TASK OBJECTIVE ▸ Reproduce every line in the listing that contains the word "HIST".

Saved data entries
————————
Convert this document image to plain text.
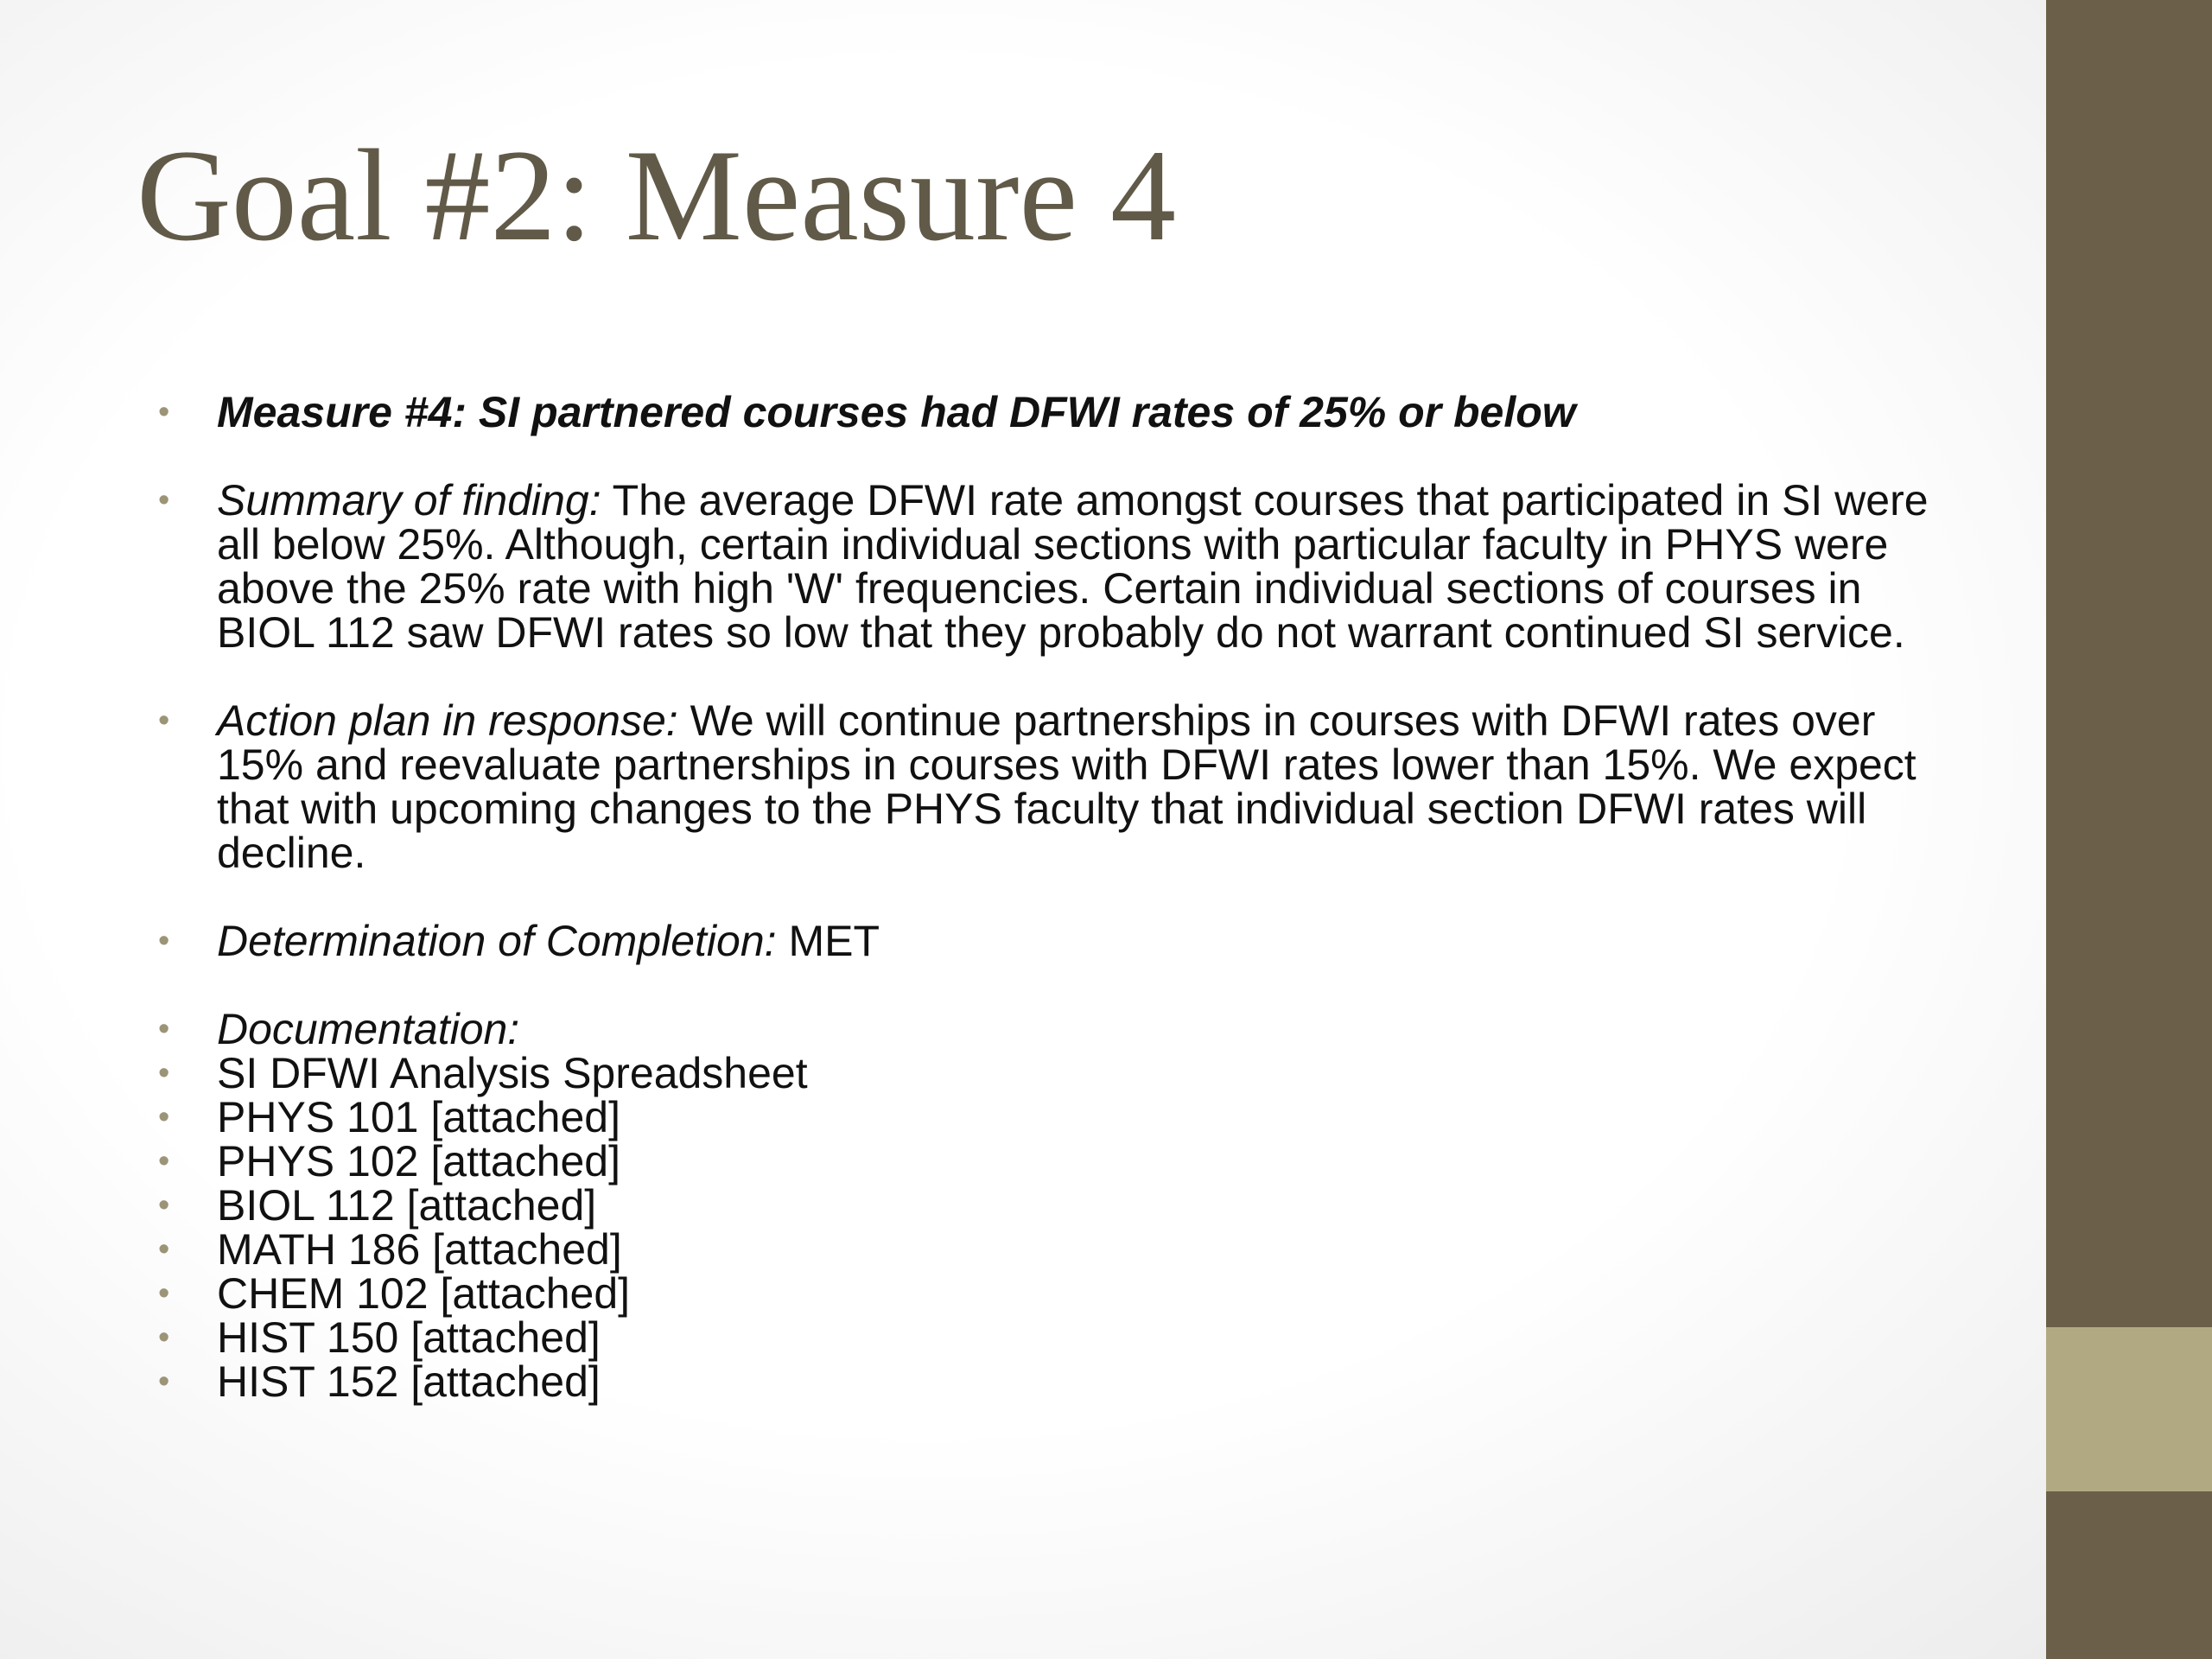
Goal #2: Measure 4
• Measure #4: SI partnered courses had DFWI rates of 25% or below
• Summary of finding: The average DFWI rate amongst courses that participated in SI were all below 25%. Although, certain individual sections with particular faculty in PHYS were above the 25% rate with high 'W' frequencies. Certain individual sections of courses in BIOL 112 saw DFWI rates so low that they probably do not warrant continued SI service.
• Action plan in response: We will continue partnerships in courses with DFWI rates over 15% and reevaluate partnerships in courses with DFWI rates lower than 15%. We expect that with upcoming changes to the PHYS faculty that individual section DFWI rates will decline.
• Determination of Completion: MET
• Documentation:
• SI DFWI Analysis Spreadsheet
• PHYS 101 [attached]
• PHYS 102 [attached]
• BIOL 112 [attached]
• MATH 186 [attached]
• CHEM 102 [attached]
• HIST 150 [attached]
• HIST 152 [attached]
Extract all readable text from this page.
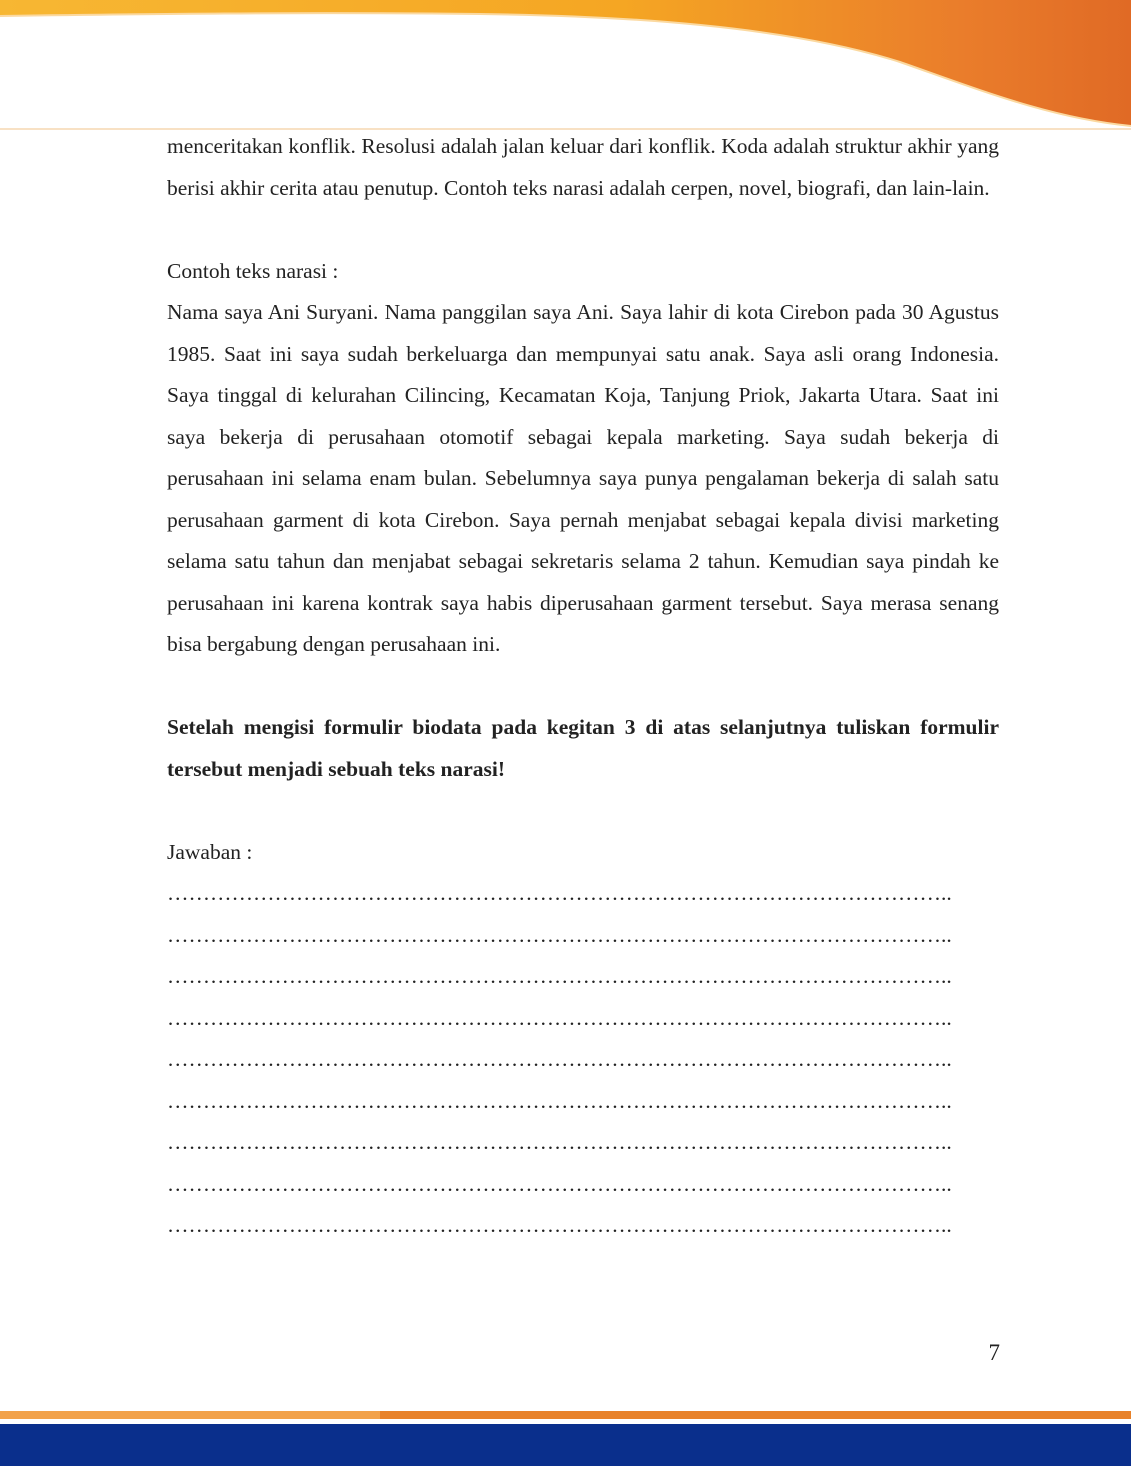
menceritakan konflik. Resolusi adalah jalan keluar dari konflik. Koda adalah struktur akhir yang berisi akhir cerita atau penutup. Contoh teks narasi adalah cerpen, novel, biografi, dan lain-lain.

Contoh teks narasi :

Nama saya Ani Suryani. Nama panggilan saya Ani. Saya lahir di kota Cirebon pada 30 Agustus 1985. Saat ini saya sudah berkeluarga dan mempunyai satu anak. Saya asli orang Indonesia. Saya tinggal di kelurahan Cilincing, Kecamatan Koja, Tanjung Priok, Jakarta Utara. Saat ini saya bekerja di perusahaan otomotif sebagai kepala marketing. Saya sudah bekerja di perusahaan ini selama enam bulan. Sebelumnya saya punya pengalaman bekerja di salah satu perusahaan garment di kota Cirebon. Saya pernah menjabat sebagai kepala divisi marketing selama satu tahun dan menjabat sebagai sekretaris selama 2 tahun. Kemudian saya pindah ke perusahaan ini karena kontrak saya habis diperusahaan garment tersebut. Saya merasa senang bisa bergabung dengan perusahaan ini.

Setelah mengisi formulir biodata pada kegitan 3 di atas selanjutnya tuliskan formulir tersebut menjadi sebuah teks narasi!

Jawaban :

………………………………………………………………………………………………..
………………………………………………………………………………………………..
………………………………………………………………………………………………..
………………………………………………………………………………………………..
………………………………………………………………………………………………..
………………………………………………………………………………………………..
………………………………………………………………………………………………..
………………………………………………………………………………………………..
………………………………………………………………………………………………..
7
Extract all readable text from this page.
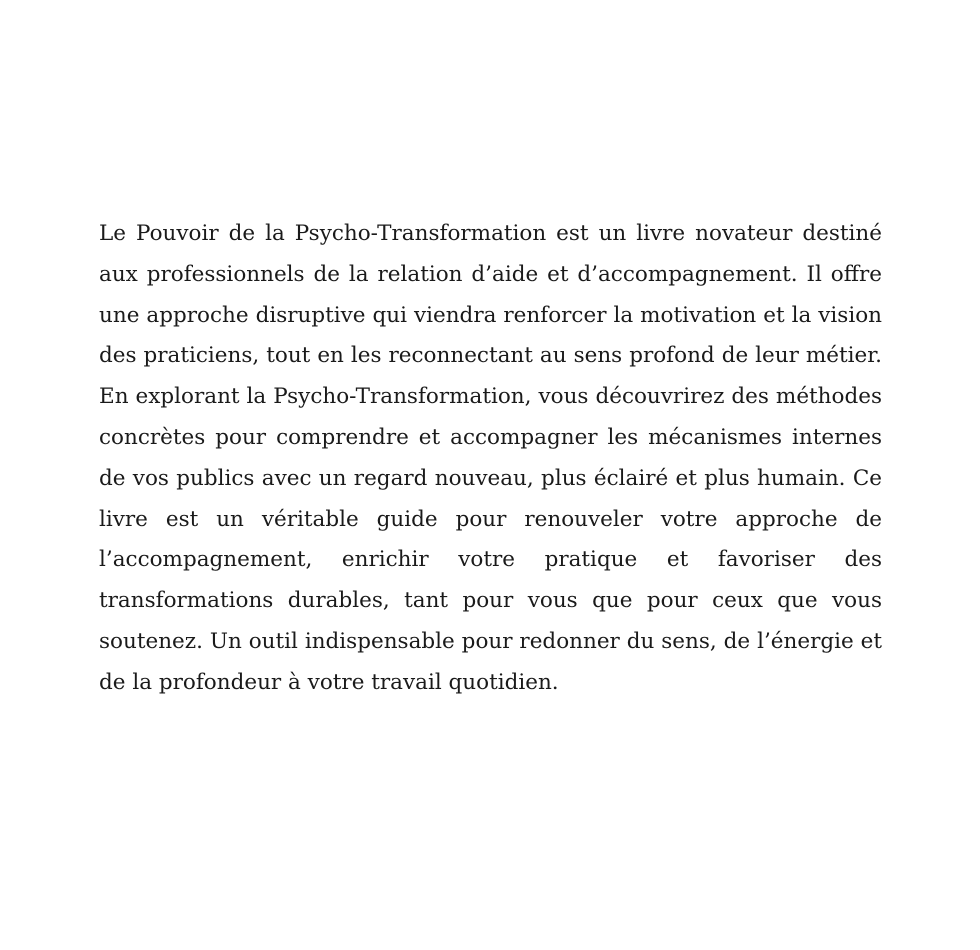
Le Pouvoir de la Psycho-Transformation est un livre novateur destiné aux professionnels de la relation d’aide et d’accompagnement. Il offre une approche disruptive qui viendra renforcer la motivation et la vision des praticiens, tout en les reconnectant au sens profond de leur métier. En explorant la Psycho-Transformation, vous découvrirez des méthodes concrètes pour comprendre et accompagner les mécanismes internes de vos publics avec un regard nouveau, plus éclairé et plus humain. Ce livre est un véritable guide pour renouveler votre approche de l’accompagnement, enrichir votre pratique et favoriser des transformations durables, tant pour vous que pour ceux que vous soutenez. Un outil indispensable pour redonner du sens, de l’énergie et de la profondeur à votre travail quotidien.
————————
SOLUTION TO THIS EXERCISE ▸
• HIST 150 [attached]
• HIST 152 [attached]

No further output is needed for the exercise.